THE REQUEST
Reproduce the lines from the one containing "Where is each" through the one containing "circle-icon [362,511,382,531]", inclusive, with every "pencil-icon" changed to "pen-icon" and all else left as it stands.

INPUT FOR THIS TASK
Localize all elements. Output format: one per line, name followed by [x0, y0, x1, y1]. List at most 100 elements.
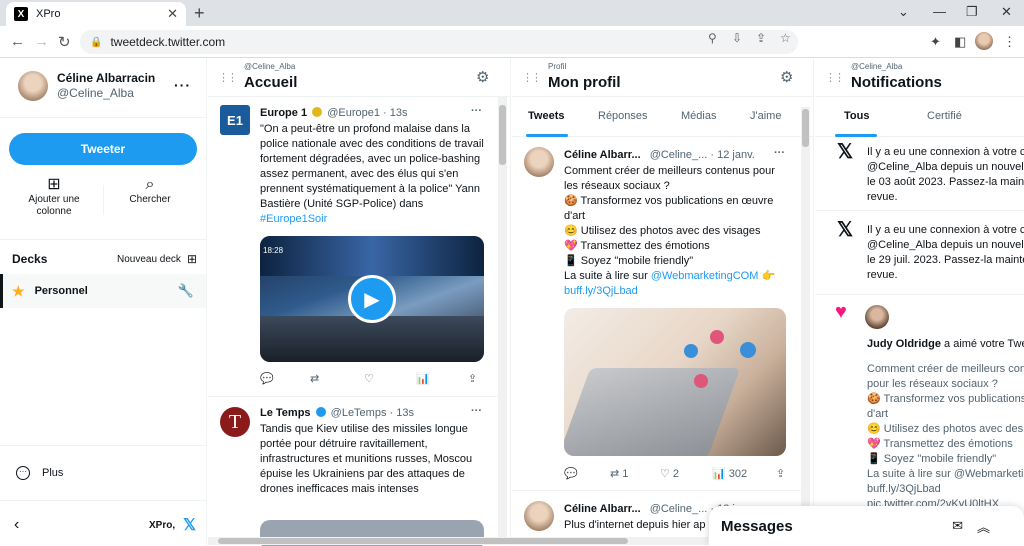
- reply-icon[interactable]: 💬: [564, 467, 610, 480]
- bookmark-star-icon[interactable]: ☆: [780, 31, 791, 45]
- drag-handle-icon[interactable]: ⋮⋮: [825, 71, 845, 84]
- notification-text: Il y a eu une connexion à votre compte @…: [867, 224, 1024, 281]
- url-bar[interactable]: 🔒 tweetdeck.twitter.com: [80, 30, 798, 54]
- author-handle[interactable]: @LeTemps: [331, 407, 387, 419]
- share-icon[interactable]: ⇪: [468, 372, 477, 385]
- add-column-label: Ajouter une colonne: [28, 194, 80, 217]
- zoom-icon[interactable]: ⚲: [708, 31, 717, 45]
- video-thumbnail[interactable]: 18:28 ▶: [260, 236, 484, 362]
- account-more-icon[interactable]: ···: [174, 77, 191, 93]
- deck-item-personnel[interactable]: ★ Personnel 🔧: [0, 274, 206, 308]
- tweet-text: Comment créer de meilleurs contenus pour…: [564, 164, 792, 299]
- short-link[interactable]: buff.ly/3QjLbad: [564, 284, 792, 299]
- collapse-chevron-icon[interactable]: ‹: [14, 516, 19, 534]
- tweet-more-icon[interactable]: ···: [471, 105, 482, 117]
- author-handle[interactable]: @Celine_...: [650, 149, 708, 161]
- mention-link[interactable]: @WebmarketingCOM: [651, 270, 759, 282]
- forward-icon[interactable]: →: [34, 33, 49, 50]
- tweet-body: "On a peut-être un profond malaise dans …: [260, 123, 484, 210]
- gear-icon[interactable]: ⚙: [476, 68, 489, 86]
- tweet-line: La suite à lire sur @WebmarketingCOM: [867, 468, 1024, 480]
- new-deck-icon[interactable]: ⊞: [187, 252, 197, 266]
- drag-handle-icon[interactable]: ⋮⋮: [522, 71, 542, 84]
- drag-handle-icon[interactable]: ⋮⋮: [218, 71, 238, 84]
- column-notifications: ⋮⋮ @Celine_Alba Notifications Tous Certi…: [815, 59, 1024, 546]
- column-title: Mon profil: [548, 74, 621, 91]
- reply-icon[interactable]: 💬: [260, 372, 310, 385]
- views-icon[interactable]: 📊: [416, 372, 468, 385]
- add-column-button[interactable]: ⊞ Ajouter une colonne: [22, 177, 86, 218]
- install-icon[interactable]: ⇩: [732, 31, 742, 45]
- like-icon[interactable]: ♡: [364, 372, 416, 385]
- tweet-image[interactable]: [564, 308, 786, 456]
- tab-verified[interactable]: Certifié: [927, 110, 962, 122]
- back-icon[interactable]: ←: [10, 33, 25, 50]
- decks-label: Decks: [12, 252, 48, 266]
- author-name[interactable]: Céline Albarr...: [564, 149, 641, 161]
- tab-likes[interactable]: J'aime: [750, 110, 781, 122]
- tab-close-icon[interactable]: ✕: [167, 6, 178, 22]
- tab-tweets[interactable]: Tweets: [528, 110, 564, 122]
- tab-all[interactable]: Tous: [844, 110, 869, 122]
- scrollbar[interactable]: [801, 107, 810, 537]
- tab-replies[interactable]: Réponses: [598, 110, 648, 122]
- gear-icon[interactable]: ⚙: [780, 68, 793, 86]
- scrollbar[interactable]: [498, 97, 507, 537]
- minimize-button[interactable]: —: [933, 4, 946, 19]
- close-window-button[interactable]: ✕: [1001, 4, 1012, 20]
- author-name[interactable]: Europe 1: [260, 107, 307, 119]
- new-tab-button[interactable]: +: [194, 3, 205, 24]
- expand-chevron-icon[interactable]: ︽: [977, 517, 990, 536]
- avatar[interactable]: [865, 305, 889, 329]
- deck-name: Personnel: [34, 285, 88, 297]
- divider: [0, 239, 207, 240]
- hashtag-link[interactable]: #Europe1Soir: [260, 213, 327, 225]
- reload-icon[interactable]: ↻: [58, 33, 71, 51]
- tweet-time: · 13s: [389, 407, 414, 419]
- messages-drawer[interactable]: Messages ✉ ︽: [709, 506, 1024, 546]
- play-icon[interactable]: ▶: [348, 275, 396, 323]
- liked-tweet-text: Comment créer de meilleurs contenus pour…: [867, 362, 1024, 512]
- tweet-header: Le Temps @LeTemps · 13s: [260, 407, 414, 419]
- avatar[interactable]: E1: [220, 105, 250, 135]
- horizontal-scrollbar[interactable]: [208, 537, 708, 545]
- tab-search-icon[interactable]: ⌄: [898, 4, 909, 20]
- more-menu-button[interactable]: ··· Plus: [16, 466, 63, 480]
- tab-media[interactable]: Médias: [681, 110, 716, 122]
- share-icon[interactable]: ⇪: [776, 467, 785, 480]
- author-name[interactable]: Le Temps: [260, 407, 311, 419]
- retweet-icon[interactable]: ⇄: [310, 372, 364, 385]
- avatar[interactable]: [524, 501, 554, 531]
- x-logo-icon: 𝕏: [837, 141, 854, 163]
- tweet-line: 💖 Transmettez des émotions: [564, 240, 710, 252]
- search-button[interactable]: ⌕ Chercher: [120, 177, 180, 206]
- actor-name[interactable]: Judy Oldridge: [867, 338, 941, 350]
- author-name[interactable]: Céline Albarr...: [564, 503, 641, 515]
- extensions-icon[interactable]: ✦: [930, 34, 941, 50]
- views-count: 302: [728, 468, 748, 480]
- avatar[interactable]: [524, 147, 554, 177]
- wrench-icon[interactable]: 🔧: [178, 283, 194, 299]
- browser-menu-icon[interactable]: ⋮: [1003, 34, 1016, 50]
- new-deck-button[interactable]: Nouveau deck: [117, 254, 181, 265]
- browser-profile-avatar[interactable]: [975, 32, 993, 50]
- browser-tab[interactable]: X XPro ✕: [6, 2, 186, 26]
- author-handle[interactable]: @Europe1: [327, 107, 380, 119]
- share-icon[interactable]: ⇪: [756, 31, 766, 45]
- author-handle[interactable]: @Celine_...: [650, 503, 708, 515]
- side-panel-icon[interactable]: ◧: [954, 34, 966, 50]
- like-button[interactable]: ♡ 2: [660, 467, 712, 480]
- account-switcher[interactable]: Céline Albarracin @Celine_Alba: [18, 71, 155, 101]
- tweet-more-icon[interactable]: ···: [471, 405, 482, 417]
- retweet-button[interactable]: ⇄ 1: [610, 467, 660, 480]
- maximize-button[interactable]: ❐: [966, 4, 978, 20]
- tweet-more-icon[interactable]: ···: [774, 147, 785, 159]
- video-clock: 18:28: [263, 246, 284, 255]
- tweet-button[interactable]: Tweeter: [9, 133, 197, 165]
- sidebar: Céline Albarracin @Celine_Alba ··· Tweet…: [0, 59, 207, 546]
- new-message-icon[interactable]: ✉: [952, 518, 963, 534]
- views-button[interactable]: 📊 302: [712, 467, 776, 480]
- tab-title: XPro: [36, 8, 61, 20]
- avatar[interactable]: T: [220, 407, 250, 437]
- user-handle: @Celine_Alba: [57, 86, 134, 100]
--
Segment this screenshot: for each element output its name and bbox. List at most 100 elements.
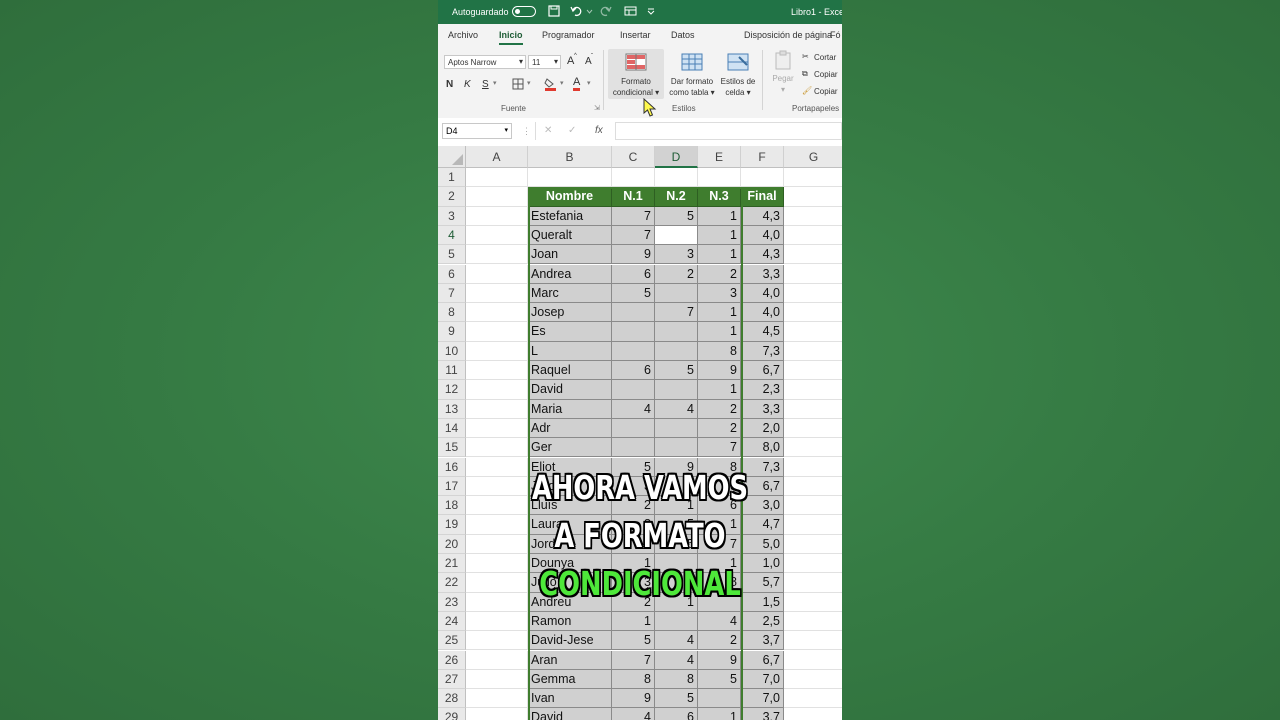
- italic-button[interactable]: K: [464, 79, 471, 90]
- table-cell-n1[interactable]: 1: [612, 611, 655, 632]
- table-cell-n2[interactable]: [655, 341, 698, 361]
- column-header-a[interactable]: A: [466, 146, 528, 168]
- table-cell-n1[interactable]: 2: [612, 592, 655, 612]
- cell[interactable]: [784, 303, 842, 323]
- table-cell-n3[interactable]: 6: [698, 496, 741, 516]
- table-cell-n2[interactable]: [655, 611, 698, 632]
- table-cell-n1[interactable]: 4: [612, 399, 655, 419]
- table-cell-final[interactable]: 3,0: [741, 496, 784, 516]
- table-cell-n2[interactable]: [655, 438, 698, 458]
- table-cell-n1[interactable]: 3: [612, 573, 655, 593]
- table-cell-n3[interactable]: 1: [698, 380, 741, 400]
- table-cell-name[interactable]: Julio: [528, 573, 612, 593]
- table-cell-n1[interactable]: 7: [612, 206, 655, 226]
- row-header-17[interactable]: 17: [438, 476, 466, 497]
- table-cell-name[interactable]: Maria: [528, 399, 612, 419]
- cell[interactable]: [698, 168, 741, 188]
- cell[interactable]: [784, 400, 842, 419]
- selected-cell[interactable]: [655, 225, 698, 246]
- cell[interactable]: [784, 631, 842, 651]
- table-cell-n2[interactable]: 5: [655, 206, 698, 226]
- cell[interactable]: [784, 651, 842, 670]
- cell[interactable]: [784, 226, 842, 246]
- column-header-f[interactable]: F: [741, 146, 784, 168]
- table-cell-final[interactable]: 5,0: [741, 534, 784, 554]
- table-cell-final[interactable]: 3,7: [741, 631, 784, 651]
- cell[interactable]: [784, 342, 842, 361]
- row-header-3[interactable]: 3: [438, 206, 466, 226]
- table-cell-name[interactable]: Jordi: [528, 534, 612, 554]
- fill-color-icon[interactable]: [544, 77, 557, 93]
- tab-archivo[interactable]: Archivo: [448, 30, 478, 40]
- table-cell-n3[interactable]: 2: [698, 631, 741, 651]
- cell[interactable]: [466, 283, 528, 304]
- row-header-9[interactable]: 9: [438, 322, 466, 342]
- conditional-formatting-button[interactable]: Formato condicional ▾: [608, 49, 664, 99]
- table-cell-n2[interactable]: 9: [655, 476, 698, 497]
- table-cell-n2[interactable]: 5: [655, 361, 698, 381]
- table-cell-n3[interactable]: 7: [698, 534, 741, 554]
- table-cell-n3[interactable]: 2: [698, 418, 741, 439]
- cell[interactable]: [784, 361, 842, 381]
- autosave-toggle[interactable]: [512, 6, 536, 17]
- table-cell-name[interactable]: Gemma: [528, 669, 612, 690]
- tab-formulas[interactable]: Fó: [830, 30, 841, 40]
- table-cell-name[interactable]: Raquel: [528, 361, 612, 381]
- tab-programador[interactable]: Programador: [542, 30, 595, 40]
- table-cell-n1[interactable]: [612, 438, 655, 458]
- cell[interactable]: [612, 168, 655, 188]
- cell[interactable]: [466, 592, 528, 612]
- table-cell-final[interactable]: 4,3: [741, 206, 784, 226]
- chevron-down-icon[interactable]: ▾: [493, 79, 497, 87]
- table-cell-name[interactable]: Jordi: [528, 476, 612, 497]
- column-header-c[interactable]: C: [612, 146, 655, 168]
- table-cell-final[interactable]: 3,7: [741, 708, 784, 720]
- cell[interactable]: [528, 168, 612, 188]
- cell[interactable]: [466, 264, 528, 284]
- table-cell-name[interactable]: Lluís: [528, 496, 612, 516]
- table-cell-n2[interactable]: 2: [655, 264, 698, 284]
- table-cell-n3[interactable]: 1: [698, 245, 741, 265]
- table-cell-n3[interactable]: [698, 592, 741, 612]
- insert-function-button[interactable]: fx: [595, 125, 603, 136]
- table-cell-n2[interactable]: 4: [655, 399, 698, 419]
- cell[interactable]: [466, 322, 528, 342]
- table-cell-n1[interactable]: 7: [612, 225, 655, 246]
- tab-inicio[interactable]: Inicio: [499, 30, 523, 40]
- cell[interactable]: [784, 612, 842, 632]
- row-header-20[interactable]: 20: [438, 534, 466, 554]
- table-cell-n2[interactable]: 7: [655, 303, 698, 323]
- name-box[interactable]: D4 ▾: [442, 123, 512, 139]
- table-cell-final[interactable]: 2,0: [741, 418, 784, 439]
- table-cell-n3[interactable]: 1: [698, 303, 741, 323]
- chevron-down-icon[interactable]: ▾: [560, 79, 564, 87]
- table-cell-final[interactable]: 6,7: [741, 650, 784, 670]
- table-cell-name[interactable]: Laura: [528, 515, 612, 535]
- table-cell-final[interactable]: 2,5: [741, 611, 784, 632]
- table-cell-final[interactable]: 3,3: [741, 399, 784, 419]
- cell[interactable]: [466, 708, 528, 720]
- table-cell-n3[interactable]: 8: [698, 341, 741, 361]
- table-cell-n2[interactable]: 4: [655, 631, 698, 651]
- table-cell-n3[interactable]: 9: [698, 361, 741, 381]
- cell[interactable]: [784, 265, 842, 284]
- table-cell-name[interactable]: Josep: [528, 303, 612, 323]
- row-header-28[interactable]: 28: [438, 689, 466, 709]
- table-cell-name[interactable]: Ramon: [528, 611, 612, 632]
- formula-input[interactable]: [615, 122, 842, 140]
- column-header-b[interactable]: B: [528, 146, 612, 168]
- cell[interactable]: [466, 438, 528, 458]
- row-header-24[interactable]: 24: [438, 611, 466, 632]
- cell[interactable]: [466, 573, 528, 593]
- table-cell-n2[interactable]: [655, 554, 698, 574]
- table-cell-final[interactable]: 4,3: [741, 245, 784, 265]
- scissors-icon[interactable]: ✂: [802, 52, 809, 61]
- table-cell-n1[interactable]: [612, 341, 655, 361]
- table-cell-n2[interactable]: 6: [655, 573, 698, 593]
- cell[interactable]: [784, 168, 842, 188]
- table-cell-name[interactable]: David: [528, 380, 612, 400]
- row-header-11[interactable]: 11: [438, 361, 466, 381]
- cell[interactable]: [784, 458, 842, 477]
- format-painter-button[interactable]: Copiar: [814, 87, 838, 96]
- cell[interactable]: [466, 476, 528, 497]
---
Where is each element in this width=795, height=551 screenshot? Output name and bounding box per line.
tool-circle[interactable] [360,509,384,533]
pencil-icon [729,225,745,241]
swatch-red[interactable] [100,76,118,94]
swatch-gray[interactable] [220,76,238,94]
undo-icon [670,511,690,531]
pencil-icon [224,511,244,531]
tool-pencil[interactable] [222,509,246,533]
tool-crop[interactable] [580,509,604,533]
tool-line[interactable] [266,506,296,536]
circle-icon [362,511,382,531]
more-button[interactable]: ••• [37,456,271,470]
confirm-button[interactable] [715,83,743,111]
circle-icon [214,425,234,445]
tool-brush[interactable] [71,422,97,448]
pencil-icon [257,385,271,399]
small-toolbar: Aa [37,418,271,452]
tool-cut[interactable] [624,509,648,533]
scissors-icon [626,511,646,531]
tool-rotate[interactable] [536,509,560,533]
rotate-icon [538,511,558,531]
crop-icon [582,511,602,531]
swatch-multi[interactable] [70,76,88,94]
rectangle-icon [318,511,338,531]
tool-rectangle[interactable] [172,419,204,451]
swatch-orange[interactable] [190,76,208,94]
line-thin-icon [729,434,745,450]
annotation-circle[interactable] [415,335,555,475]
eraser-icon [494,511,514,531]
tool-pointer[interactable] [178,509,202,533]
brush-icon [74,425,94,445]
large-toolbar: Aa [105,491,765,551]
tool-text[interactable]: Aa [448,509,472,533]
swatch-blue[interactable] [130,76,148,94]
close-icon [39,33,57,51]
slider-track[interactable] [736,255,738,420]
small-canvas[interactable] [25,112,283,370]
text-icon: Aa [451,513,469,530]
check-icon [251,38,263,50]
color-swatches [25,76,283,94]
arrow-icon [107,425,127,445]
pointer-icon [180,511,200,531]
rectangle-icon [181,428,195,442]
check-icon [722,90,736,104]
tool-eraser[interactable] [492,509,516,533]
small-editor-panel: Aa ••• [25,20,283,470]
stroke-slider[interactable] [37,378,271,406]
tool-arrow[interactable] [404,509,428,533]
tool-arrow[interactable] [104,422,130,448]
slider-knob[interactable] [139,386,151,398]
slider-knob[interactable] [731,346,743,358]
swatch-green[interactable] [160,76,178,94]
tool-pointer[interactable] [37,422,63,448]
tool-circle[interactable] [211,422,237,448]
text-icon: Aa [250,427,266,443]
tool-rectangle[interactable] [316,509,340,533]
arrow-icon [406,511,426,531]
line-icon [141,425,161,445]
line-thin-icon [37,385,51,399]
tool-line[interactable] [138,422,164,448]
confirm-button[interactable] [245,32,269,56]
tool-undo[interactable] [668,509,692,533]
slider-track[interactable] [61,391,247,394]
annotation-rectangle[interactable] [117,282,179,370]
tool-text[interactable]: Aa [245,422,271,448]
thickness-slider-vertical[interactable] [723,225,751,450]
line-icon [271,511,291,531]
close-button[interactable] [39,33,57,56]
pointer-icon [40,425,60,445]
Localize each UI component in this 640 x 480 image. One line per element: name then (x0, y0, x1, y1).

OUTPUT OF THE EXERCISE
Where is each element in this width=795, height=551 screenshot? Output name and bounding box per line.
tool-circle[interactable] [360,509,384,533]
pen-icon [729,225,745,241]
swatch-red[interactable] [100,76,118,94]
swatch-gray[interactable] [220,76,238,94]
undo-icon [670,511,690,531]
pen-icon [224,511,244,531]
tool-pencil[interactable] [222,509,246,533]
tool-crop[interactable] [580,509,604,533]
tool-line[interactable] [266,506,296,536]
circle-icon [362,511,382,531]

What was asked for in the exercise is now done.